Objectives ▸
- A) Answer each question from the annex on pensionable remuneration, one answer per line, marked (i), (ii), (iii) to match:
(i) Which payments does basic salary exclude?
(ii) Who has specifically approved all pensionable allowances?
(iii) How are members in overtime grades compensated for working on a Sunday within conditioned hours?
- B) Using the annex on pensionable remuneration, mark each statement yes or no, quoting the words that settle it:
(i) London weighting counts toward the basic salary used to calculate pensionable earnings.
(ii) A comprehensive list of pensionable allowances exists.
(iii) For staff not conditioned to work on a Bank holiday, the plain time element of the extra payment for working that day is pensionable.

Text passage ▸
* begin *

Annex 10B General description of which elements of remuneration are pensionable Basic salary 1. The basic salary (or wages), used to calculate pensionable earnings, includes London weighting and any cash allowance made as a result of a bulk movement of staff. Basic salary excludes: piece rates; bonus payments; and payments for overtime. Service at less than full pay 2. Basic salary is the normal full-time rate of pay when the period of service includes: part-time service; sick leave on half pay (and sick leave with no pay in certain circumstances but not sick pay at pension rate); leave on reduced pay, including special leave without pay in certain circumstances; re-employed service in which re-employed salary is abated; service in which staff are seconded to another employer, from whom they receive their salary or wages; periods when pay is temporarily abated in the national interest; periods where pay is voluntarily surrendered, for example as part of a salary sacrifice arrangement. Other pensionable allowances 3. Some allowances which are paid in addition to basic salary or wages are pensionable. A summary of the position is given below. All pensionable allowances have been specifically approved by the Scheme Manager, Cabinet Office (previously this responsibility rested with the Civil Service Department and the Treasury). There is no comprehensive list. Pensionable allowances paid in addition to salary
4. Pensionable allowances have usually been granted on a permanent basis to specific posts and grades. They may be drawn by an individual employed in that post, no matter how short the employment. Employers must refer to the Scheme Manager, Cabinet Office: any proposal to introduce a new pensionable allowance; any proposal to make an existing allowance pensionable; and any case where there is a doubt over whether an allowance is pensionable. Payments for attendance on weekends and Bank holidays 5. Members in overtime grades who work on a Sunday within conditioned hours are compensated by an additional payment of plain time rate. This additional payment is pensionable. 6. Members who work on Sundays outside their conditioned hours are paid: at plain time rate, with time off in lieu of overtime; or at double the plain time rate. 7. For staff who are not conditioned to work on a Saturday, Sunday or Bank or Public Holiday the payment for working on such a day (known as a premium or duty pay) paid in addition to plain time rate is pensionable. The part of any additional payment which is payment for overtime (i.e. the plain time element) is not pensionable. If staff receive a premium, in addition to time off in lieu for work on such a day they are not conditioned to work, then this premium is pensionable. If staff are conditioned to work on a Saturday, Sunday or Bank or Public Holiday then the whole of their pay (up to conditioned hours) is pensionable. If they work excess hours then only the premium paid in respect of these hours is pensionable. Example 1 Sunday working within condition hours Member is rostered to work on a Sunday and is conditioned to work 8 hours at a rate of 20 per hour (plain time). The member would receive the following: Basic pay: 20 x 8 = 160 (pensionable) PLUS Sunday duty pay: 20 x 8 = 160 Example 2 Sunday working outside condition hours Member is asked to cover a Sunday he is not rostered to work and worked 8 hours at a rate of 20 per hour (plain time). The member would receive the following: Basic pay: 20 x 8 = 160 (non-pensionable or time off in lieu)

* end *

Stored records ▸
* begin *

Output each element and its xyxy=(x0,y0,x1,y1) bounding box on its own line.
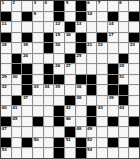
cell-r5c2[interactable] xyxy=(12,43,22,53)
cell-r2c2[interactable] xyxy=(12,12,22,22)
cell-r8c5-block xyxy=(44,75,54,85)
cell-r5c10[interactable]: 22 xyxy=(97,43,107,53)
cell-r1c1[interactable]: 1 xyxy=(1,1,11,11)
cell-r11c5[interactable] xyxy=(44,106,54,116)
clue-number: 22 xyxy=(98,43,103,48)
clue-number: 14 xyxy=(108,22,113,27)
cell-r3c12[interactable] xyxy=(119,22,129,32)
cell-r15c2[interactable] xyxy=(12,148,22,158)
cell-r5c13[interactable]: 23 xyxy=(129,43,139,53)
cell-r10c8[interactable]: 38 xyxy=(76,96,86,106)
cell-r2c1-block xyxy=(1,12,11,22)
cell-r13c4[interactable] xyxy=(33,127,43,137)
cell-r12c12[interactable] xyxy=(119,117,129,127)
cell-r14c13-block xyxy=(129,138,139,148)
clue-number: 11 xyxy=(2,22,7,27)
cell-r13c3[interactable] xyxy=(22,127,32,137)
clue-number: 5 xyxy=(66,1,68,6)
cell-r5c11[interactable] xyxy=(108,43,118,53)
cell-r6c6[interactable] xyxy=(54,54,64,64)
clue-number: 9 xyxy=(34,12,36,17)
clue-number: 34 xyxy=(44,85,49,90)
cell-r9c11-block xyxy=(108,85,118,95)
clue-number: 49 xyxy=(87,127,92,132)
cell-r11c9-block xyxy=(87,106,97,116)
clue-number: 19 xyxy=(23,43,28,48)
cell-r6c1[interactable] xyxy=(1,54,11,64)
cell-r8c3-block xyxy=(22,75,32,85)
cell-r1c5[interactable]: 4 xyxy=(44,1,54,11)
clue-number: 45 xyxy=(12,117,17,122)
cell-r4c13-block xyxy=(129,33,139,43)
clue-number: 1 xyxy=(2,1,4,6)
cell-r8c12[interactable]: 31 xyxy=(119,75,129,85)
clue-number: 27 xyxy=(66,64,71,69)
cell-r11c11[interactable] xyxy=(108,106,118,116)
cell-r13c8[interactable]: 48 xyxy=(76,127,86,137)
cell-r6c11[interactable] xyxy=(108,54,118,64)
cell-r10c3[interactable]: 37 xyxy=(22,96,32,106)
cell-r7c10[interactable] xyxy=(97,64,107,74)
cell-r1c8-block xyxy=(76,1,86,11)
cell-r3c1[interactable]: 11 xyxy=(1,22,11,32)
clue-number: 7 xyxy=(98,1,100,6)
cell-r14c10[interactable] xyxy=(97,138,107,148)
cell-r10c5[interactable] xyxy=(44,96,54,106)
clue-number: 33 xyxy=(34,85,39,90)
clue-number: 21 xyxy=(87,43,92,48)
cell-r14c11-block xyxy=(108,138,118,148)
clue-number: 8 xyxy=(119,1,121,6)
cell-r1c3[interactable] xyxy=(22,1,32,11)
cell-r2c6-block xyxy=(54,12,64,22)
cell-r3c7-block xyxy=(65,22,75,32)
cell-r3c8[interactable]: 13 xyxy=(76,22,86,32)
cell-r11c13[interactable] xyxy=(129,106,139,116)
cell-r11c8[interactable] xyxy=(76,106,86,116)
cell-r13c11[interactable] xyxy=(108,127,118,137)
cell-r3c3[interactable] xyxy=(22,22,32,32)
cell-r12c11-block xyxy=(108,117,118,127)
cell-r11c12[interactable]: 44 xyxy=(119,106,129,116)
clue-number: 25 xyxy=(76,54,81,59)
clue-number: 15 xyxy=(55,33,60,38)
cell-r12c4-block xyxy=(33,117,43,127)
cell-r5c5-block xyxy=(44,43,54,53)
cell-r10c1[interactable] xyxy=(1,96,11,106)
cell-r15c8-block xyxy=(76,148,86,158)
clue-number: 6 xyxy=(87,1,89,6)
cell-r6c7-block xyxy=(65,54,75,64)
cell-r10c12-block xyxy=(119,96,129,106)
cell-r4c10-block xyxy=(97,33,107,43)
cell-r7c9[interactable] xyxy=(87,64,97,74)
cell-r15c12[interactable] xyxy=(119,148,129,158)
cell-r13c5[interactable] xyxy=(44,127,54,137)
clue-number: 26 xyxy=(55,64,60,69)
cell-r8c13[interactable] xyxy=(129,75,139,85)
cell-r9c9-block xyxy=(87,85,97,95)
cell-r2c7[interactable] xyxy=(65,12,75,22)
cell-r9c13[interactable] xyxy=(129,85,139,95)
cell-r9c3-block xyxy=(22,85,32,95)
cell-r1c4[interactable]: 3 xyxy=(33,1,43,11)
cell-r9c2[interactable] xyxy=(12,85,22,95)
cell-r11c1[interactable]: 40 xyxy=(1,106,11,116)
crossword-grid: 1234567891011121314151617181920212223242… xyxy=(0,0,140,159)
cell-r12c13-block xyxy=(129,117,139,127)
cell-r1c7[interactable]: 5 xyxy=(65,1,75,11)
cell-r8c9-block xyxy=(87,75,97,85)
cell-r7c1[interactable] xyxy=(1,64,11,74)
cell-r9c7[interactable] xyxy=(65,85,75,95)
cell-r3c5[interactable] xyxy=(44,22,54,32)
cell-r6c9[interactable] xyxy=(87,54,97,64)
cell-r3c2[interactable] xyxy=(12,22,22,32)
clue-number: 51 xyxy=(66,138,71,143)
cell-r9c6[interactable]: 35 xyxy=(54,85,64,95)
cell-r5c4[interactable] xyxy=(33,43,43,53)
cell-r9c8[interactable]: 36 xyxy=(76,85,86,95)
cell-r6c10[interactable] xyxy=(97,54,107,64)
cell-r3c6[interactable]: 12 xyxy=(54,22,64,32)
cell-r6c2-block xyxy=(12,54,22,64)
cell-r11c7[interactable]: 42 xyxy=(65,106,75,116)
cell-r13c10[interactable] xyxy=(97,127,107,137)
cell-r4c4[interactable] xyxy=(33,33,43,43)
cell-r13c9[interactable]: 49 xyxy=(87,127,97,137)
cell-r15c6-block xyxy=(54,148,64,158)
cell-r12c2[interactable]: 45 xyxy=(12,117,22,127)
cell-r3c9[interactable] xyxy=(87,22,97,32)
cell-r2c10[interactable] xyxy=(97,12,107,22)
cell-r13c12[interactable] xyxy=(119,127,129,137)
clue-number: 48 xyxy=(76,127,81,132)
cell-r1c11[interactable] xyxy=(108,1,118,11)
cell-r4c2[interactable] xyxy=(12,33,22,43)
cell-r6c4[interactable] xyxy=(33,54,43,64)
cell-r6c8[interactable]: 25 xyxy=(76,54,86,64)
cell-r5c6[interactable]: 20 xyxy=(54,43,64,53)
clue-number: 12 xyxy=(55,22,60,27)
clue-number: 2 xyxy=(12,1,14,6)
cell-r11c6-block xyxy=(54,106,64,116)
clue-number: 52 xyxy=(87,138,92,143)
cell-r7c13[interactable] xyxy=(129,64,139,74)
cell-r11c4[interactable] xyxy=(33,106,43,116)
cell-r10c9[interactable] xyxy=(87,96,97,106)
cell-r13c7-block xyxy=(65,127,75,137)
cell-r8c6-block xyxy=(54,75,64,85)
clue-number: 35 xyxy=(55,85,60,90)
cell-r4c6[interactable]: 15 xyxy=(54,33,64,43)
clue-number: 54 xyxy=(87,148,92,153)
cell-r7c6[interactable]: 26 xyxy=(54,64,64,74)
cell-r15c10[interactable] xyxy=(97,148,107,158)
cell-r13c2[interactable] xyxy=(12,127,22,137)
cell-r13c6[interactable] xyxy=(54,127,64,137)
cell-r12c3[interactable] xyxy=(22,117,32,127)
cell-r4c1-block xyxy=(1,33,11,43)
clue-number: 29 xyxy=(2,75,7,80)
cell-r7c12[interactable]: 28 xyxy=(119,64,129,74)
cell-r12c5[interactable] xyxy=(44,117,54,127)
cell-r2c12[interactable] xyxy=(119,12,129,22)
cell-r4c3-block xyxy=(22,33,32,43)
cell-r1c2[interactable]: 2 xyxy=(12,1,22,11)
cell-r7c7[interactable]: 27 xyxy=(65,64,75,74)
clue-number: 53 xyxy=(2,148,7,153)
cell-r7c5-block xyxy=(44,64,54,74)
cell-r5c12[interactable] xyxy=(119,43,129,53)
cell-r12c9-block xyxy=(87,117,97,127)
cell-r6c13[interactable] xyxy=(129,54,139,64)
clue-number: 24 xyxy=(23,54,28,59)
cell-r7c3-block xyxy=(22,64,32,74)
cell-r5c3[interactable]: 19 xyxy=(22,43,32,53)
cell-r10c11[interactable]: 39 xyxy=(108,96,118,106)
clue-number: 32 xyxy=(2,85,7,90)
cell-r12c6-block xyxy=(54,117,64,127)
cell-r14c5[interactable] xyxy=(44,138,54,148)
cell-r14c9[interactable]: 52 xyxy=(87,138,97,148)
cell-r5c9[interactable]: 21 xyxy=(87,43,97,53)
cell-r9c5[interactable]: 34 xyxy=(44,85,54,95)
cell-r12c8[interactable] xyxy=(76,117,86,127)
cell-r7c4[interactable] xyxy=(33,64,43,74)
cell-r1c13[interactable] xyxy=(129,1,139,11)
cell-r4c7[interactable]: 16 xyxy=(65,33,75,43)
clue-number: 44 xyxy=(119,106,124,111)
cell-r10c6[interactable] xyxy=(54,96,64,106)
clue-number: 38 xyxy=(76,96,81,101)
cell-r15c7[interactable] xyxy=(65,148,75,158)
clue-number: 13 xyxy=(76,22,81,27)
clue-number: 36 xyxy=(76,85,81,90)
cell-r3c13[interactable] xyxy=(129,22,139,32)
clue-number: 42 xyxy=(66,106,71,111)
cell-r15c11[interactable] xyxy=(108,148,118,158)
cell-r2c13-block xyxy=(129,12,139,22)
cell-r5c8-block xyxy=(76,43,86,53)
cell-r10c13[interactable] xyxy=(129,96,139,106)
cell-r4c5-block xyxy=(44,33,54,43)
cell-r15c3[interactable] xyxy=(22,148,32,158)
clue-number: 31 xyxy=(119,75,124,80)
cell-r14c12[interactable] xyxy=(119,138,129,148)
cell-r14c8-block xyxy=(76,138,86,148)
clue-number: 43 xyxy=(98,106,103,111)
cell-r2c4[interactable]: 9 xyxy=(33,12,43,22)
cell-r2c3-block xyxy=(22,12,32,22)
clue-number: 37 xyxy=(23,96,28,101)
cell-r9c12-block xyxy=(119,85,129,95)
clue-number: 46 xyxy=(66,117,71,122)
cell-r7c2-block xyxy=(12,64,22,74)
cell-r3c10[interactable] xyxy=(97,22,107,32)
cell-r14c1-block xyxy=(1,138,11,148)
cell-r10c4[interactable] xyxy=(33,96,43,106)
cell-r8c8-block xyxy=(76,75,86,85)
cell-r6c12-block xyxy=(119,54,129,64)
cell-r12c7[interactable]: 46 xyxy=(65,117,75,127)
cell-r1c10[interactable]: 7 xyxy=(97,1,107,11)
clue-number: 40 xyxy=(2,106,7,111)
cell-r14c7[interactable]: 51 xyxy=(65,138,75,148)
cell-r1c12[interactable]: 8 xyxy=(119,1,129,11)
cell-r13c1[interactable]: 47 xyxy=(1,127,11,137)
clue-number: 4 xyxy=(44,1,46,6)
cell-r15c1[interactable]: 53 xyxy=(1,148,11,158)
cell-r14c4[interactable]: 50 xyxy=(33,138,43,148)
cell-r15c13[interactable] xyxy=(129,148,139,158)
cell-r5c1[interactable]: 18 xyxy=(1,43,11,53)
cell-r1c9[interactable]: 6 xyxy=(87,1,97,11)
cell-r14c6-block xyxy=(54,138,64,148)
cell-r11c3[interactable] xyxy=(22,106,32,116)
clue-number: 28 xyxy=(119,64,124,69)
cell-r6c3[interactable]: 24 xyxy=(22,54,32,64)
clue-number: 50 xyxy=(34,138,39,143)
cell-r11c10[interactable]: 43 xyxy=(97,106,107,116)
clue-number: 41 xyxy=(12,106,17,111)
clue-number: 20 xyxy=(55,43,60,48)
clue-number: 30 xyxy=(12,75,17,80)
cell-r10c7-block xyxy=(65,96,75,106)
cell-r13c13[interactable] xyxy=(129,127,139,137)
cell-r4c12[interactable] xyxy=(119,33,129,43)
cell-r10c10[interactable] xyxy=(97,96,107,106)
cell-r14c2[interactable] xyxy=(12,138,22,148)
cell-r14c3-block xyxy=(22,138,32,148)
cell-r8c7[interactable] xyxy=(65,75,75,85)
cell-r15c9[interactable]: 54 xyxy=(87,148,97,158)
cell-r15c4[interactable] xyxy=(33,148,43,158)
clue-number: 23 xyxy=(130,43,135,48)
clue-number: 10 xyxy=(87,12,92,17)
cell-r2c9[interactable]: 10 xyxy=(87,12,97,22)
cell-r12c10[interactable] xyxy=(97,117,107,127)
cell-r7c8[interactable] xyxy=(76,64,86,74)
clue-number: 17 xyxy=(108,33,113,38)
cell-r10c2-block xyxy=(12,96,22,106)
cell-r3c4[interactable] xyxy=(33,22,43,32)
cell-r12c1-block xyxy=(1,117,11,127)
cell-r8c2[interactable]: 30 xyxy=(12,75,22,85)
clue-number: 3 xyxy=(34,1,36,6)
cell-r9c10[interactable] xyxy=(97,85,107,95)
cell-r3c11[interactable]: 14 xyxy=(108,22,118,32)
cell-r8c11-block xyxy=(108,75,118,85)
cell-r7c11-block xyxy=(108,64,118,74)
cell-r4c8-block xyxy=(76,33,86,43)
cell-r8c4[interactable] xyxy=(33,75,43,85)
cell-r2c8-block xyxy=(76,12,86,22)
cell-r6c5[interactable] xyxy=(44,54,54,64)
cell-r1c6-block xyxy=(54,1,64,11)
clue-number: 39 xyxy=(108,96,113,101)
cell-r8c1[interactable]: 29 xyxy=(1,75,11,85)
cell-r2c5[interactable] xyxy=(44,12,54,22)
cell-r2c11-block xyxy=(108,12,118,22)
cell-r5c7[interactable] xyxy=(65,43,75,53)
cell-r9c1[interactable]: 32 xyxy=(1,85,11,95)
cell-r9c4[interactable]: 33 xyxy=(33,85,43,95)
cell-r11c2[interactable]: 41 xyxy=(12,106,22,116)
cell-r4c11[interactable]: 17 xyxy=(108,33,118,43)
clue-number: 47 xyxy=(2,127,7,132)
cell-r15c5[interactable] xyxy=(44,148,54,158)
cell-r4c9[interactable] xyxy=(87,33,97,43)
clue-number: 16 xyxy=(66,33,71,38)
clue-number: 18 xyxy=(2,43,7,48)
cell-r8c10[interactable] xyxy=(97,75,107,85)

* end *
* begin *

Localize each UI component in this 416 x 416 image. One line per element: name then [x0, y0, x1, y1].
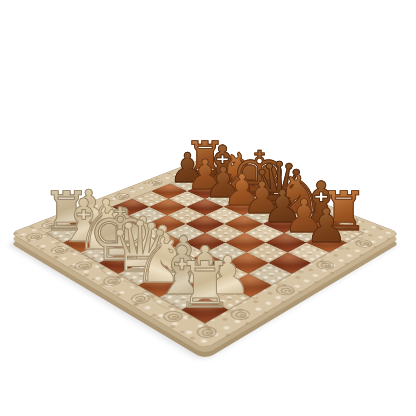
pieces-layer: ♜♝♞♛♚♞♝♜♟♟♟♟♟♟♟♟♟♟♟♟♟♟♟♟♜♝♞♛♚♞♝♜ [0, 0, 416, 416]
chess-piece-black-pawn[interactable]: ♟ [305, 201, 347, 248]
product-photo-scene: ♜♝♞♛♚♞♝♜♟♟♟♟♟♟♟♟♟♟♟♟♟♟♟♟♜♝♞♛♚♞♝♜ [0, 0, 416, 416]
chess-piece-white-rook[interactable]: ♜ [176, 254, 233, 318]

* end *
* begin *

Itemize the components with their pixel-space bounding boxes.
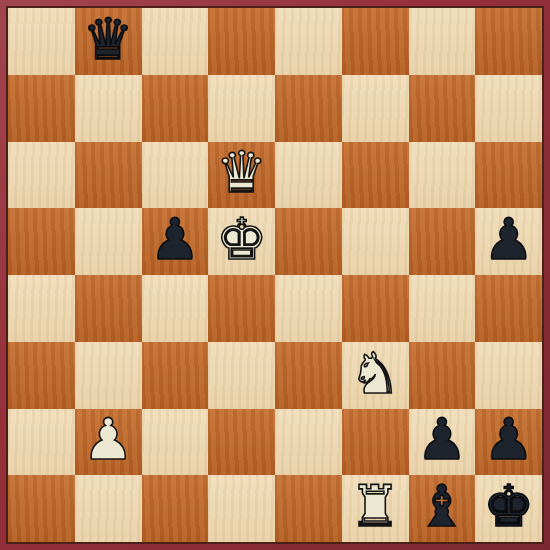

* end *

Expected results ▸
- A)
(i) Piece rates, bonus payments and payments for overtime.
(ii) The Scheme Manager, Cabinet Office.
(iii) By an additional payment of plain time rate, which is pensionable.

- B)
(i) Yes: "The basic salary (or wages), used to calculate pensionable earnings, includes London weighting"
(ii) No: "There is no comprehensive list."
(iii) No: "The part of any additional payment which is payment for overtime (i.e. the plain time element) is not pensionable."